(Rows from a dataset)
= = = = = = =
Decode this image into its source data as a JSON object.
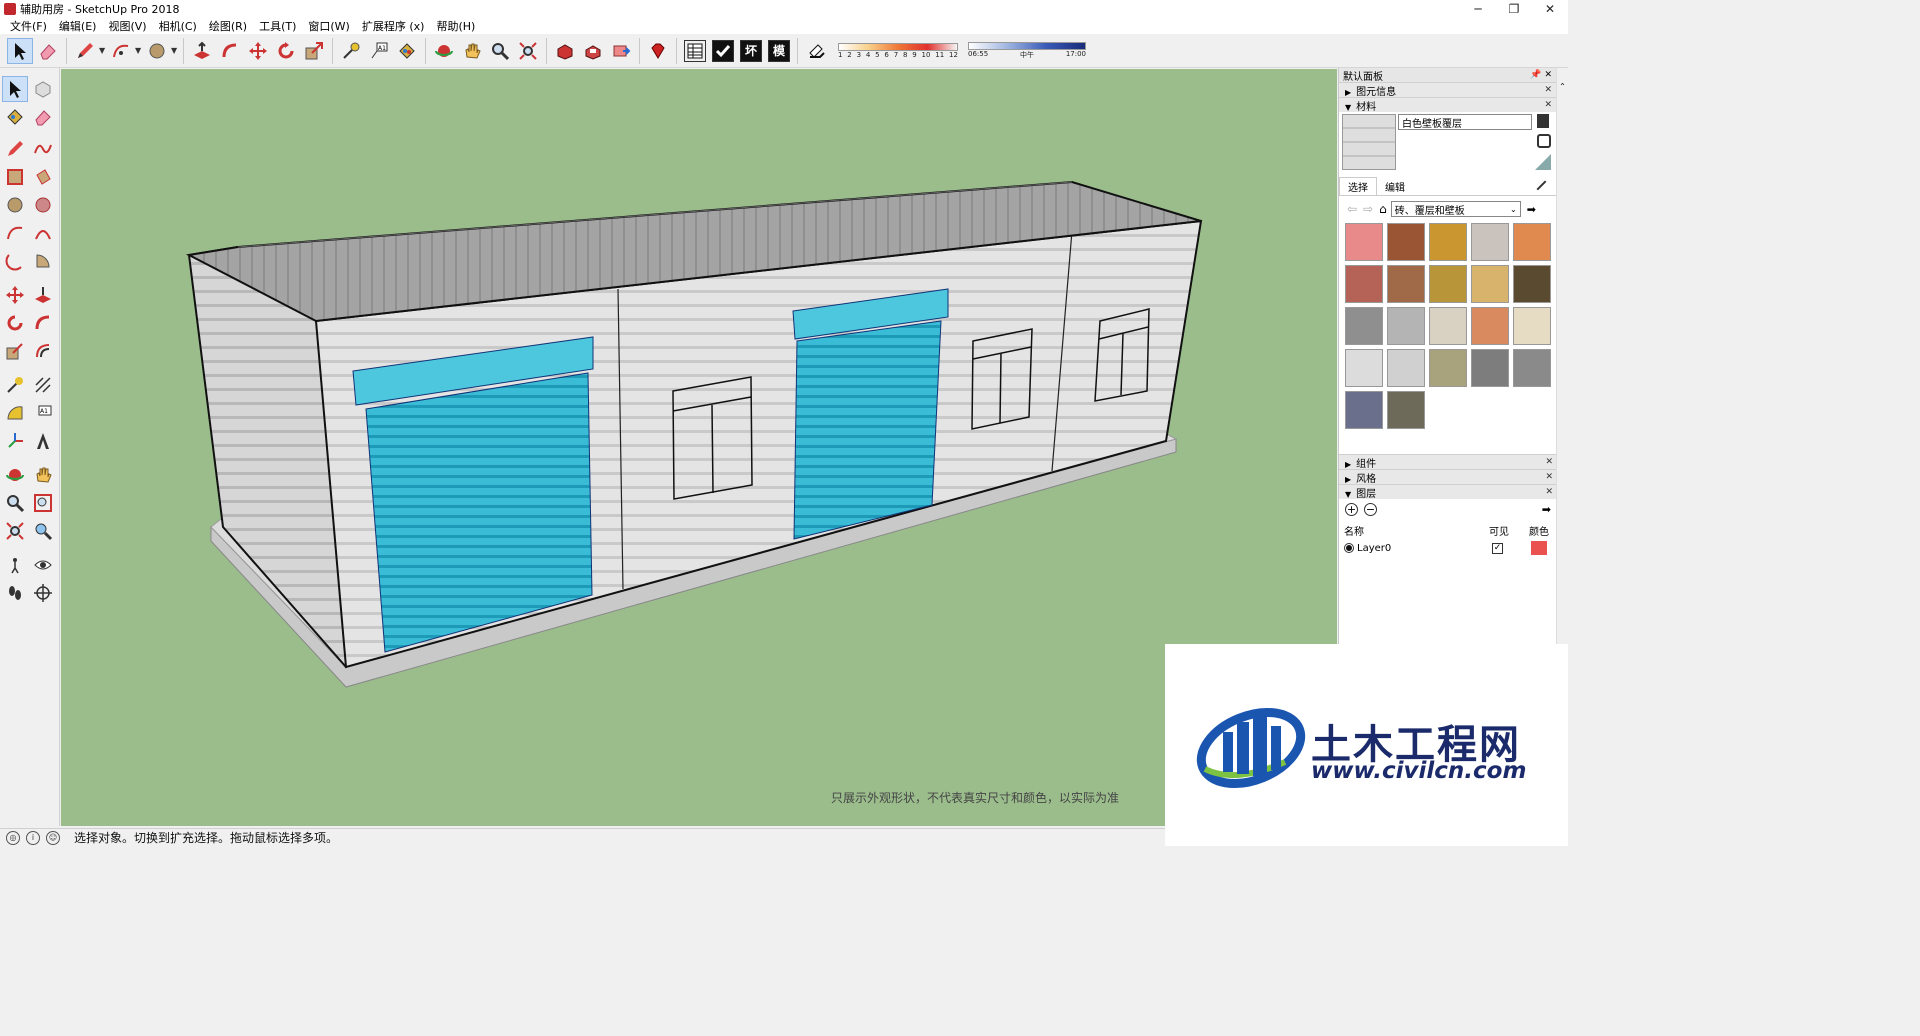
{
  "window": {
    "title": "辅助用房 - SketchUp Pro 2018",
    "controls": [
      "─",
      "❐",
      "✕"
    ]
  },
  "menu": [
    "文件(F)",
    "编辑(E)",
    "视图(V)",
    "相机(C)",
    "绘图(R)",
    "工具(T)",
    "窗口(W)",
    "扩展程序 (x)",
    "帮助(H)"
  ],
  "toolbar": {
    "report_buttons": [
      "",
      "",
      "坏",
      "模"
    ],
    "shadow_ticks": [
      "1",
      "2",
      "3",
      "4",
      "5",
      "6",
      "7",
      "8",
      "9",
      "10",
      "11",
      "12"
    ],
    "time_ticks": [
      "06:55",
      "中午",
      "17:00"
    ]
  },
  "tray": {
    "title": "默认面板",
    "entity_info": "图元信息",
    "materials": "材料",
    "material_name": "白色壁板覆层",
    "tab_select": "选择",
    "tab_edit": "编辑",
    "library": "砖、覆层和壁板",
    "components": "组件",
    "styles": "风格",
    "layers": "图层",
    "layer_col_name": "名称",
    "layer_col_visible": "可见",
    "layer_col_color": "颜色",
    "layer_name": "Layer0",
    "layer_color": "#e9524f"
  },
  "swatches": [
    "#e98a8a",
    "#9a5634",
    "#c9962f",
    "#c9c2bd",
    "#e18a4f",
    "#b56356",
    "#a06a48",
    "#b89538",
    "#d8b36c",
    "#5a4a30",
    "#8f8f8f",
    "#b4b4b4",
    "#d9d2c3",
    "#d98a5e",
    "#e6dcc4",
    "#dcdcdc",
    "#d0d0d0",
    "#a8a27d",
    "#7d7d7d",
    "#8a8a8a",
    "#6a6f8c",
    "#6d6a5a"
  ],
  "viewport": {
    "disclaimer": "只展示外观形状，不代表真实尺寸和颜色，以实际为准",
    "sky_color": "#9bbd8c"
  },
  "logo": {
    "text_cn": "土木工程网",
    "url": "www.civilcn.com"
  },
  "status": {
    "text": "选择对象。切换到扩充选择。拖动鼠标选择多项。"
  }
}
= = = = = = =
_TASK_. Select all lines with the word "title" from the entries above.

_ANSWER TO THIS EXERCISE_.
    "title": "辅助用房 - SketchUp Pro 2018",
    "title": "默认面板",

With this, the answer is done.